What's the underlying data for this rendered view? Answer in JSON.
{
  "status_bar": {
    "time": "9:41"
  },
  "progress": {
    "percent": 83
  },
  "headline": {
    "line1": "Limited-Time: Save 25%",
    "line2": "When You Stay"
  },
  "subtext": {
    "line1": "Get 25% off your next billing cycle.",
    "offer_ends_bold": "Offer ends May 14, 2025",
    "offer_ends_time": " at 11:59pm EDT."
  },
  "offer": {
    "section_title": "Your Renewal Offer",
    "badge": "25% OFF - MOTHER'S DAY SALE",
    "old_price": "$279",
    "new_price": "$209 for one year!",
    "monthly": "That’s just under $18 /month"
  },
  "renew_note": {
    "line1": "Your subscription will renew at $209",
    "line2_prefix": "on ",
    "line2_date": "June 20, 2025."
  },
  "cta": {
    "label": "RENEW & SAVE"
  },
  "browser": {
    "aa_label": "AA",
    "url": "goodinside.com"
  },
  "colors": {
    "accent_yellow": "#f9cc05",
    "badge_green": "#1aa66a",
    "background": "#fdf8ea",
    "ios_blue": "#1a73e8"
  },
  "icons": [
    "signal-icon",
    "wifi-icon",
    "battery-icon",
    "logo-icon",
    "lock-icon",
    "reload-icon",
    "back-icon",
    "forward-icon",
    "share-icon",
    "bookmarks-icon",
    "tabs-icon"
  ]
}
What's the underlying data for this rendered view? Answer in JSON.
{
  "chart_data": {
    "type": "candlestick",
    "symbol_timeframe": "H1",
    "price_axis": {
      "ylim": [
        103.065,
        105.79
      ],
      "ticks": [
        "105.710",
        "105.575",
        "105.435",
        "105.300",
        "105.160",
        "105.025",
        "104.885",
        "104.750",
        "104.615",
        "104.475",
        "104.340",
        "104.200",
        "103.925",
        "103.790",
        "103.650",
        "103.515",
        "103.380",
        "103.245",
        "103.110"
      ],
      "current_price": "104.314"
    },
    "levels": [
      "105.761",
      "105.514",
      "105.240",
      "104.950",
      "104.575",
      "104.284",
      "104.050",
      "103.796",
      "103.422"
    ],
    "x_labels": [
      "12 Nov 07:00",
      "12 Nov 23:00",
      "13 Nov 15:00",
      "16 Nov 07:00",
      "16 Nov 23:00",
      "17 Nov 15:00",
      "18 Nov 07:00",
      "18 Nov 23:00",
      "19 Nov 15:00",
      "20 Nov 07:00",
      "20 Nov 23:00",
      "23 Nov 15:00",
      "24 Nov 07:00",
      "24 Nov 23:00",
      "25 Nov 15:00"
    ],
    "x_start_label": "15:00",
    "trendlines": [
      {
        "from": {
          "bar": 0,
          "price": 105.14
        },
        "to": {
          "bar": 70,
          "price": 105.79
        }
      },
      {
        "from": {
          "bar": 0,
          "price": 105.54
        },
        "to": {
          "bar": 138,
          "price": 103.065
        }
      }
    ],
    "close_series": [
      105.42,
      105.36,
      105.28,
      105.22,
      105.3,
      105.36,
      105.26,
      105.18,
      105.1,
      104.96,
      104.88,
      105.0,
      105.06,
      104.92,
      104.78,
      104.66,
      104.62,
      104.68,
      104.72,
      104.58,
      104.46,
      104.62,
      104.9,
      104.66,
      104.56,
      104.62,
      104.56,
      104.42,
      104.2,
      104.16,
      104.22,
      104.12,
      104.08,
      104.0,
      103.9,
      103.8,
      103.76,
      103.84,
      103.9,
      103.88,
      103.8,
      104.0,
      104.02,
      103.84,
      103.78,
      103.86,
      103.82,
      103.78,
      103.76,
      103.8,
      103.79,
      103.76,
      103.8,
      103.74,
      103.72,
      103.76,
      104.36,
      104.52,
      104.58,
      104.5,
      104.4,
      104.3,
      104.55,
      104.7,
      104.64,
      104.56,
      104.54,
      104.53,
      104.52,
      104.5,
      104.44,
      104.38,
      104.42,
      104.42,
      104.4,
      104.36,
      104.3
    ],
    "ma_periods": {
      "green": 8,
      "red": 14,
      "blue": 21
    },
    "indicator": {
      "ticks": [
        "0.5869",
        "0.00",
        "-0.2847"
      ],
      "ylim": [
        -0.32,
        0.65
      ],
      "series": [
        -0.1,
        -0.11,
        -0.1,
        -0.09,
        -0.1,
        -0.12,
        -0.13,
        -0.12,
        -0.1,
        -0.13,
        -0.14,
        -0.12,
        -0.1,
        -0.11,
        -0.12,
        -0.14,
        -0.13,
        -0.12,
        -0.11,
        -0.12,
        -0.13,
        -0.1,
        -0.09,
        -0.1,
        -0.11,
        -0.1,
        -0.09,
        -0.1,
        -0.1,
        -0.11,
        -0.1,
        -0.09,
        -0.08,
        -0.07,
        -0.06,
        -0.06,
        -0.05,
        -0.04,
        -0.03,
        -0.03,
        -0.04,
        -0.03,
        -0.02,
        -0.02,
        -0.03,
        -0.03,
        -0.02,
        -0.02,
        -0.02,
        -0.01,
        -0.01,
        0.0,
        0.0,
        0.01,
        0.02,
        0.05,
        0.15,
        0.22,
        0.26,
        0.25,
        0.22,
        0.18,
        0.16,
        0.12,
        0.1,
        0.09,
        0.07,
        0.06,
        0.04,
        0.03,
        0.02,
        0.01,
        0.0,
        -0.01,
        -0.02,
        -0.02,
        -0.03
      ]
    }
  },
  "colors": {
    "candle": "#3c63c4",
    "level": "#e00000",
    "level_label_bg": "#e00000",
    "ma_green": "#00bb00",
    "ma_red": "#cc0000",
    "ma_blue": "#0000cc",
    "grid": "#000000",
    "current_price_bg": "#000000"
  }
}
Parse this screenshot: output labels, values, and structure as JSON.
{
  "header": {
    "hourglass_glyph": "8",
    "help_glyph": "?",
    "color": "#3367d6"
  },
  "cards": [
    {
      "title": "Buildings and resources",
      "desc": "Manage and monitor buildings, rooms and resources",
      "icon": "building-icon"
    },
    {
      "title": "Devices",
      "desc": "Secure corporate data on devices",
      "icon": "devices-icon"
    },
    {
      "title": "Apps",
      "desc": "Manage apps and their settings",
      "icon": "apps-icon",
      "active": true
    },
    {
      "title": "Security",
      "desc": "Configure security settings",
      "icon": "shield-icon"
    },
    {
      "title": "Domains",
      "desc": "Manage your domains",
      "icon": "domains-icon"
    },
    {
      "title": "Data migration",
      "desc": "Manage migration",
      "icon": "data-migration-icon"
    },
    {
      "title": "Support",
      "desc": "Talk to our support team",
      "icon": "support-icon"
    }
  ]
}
* * * * * * * * *
Look through the lines above and collect those with the word "desc".

      "desc": "Manage and monitor buildings, rooms and resources",
      "desc": "Secure corporate data on devices",
      "desc": "Manage apps and their settings",
      "desc": "Configure security settings",
      "desc": "Manage your domains",
      "desc": "Manage migration",
      "desc": "Talk to our support team",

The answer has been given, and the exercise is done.